>> begin MATERIAL TO PROCESS

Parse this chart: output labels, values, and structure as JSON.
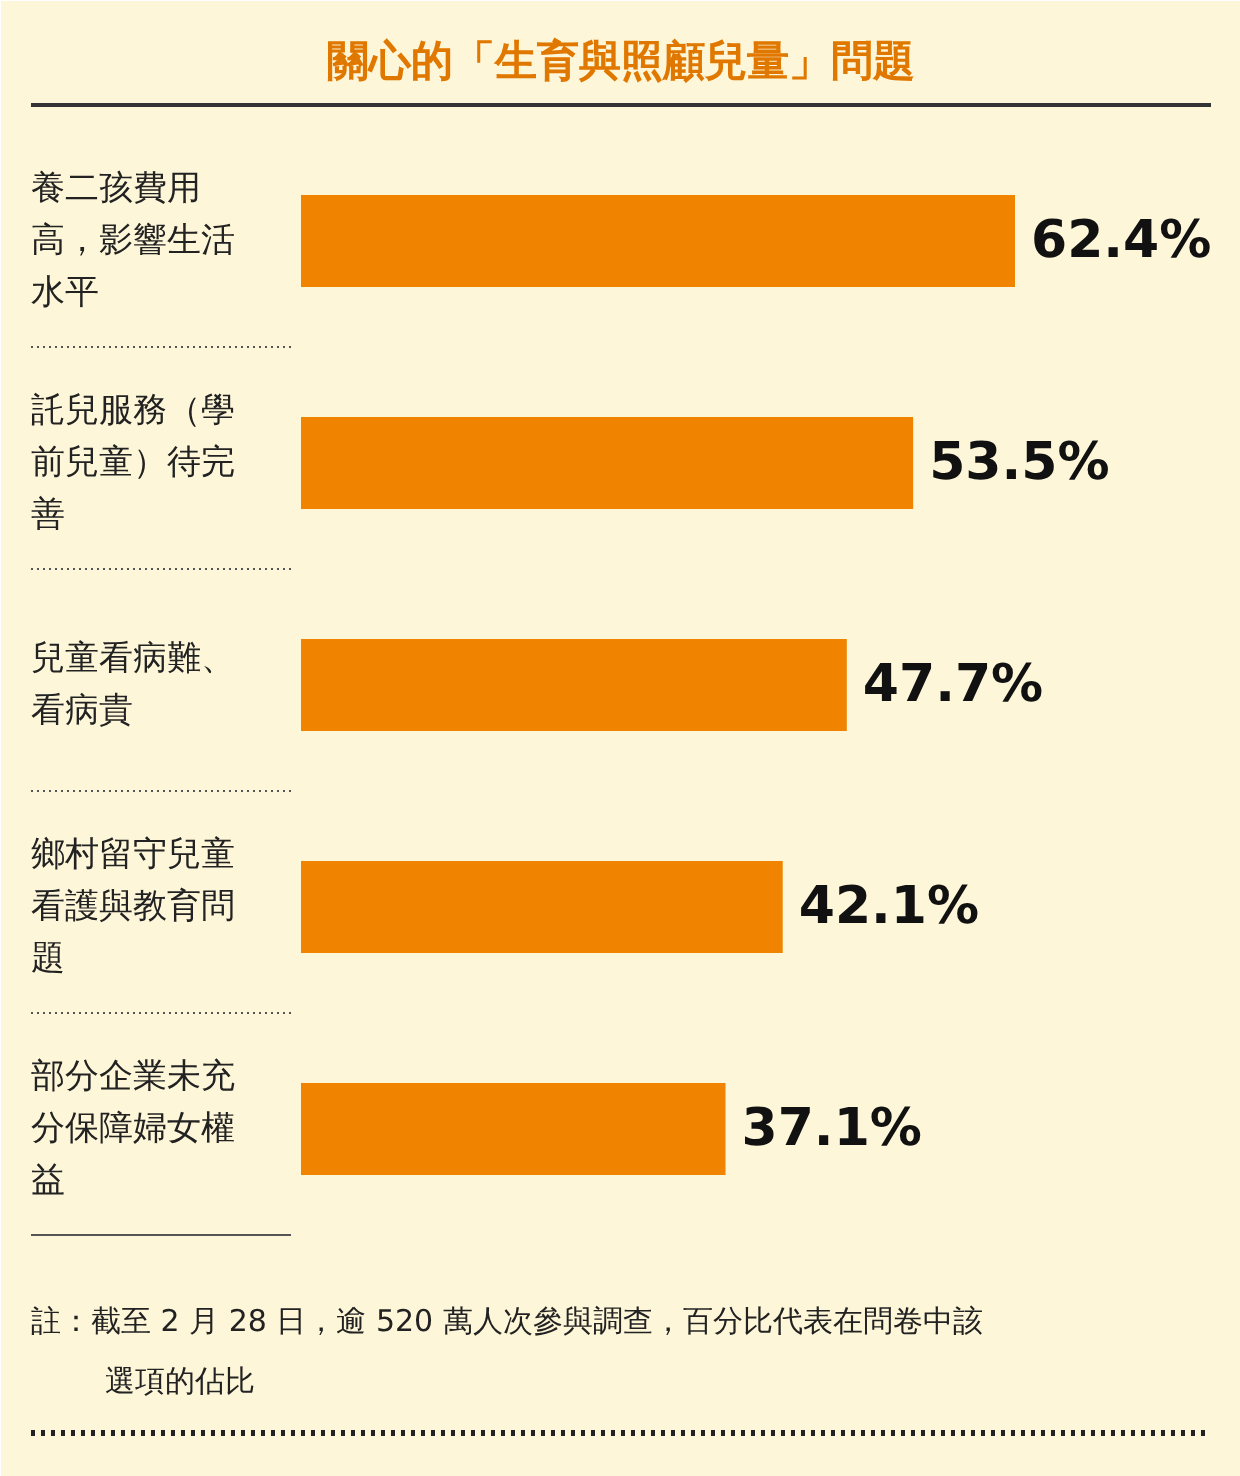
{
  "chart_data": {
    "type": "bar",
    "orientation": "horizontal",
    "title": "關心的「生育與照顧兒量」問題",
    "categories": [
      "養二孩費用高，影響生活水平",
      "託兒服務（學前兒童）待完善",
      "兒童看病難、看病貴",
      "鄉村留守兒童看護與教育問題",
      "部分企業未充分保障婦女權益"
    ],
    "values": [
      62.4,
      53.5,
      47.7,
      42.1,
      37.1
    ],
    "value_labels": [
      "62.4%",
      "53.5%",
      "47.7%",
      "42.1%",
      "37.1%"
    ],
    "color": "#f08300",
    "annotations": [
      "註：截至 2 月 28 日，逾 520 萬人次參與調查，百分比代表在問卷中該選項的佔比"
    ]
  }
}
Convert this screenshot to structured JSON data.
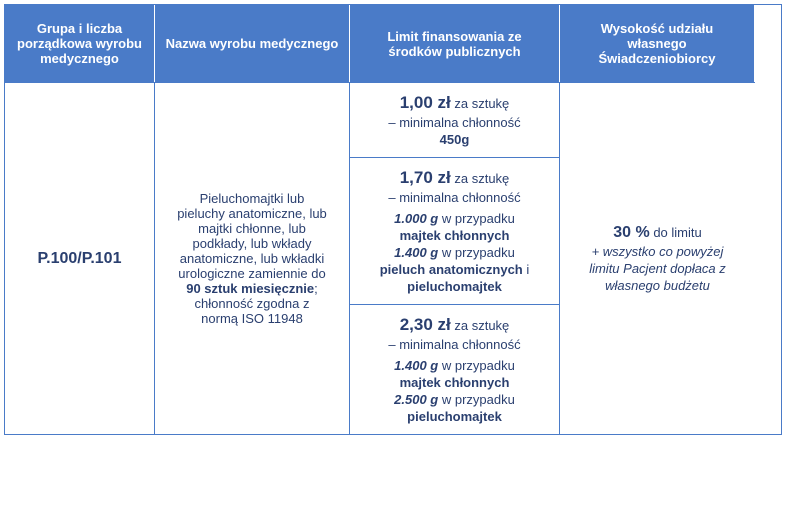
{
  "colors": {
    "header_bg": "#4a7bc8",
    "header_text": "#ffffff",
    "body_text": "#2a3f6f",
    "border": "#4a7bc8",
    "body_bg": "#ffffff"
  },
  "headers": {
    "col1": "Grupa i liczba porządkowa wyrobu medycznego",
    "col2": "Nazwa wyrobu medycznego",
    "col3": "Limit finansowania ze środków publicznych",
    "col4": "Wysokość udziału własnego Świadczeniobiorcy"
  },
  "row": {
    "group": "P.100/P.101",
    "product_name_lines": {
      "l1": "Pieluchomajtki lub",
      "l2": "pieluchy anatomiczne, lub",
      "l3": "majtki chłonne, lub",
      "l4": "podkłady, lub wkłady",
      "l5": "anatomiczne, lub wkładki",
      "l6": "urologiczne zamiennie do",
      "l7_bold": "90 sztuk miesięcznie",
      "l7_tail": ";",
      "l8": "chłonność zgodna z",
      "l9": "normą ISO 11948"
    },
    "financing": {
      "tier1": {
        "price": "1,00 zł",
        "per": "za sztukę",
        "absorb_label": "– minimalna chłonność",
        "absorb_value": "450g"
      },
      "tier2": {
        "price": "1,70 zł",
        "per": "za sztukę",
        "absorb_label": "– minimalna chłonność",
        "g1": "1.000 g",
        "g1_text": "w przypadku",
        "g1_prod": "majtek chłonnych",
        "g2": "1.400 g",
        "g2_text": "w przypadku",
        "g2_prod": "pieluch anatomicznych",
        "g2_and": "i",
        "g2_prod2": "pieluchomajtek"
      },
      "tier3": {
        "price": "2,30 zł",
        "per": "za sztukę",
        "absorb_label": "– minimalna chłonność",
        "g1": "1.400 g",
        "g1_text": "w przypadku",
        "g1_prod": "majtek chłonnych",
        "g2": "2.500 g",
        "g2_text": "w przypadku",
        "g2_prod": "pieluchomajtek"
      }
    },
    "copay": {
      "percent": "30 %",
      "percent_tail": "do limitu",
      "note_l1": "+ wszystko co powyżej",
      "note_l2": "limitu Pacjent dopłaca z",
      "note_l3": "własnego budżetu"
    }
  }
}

>> end MATERIAL TO PROCESS

● GIVEN TASK: Restate the whole listing above exactly, except for its images.

● OUTPUT OF THE TASK:
Parse this chart: output labels, values, and structure as JSON.
{
  "chart_data": {
    "type": "bar",
    "orientation": "horizontal",
    "title": "關心的「生育與照顧兒量」問題",
    "categories": [
      "養二孩費用高，影響生活水平",
      "託兒服務（學前兒童）待完善",
      "兒童看病難、看病貴",
      "鄉村留守兒童看護與教育問題",
      "部分企業未充分保障婦女權益"
    ],
    "values": [
      62.4,
      53.5,
      47.7,
      42.1,
      37.1
    ],
    "value_labels": [
      "62.4%",
      "53.5%",
      "47.7%",
      "42.1%",
      "37.1%"
    ],
    "color": "#f08300",
    "annotations": [
      "註：截至 2 月 28 日，逾 520 萬人次參與調查，百分比代表在問卷中該選項的佔比"
    ]
  }
}
Convert this screenshot to structured JSON data.
{
  "colors": {
    "header_bg": "#4a7bc8",
    "header_text": "#ffffff",
    "body_text": "#2a3f6f",
    "border": "#4a7bc8",
    "body_bg": "#ffffff"
  },
  "headers": {
    "col1": "Grupa i liczba porządkowa wyrobu medycznego",
    "col2": "Nazwa wyrobu medycznego",
    "col3": "Limit finansowania ze środków publicznych",
    "col4": "Wysokość udziału własnego Świadczeniobiorcy"
  },
  "row": {
    "group": "P.100/P.101",
    "product_name_lines": {
      "l1": "Pieluchomajtki lub",
      "l2": "pieluchy anatomiczne, lub",
      "l3": "majtki chłonne, lub",
      "l4": "podkłady, lub wkłady",
      "l5": "anatomiczne, lub wkładki",
      "l6": "urologiczne zamiennie do",
      "l7_bold": "90 sztuk miesięcznie",
      "l7_tail": ";",
      "l8": "chłonność zgodna z",
      "l9": "normą ISO 11948"
    },
    "financing": {
      "tier1": {
        "price": "1,00 zł",
        "per": "za sztukę",
        "absorb_label": "– minimalna chłonność",
        "absorb_value": "450g"
      },
      "tier2": {
        "price": "1,70 zł",
        "per": "za sztukę",
        "absorb_label": "– minimalna chłonność",
        "g1": "1.000 g",
        "g1_text": "w przypadku",
        "g1_prod": "majtek chłonnych",
        "g2": "1.400 g",
        "g2_text": "w przypadku",
        "g2_prod": "pieluch anatomicznych",
        "g2_and": "i",
        "g2_prod2": "pieluchomajtek"
      },
      "tier3": {
        "price": "2,30 zł",
        "per": "za sztukę",
        "absorb_label": "– minimalna chłonność",
        "g1": "1.400 g",
        "g1_text": "w przypadku",
        "g1_prod": "majtek chłonnych",
        "g2": "2.500 g",
        "g2_text": "w przypadku",
        "g2_prod": "pieluchomajtek"
      }
    },
    "copay": {
      "percent": "30 %",
      "percent_tail": "do limitu",
      "note_l1": "+ wszystko co powyżej",
      "note_l2": "limitu Pacjent dopłaca z",
      "note_l3": "własnego budżetu"
    }
  }
}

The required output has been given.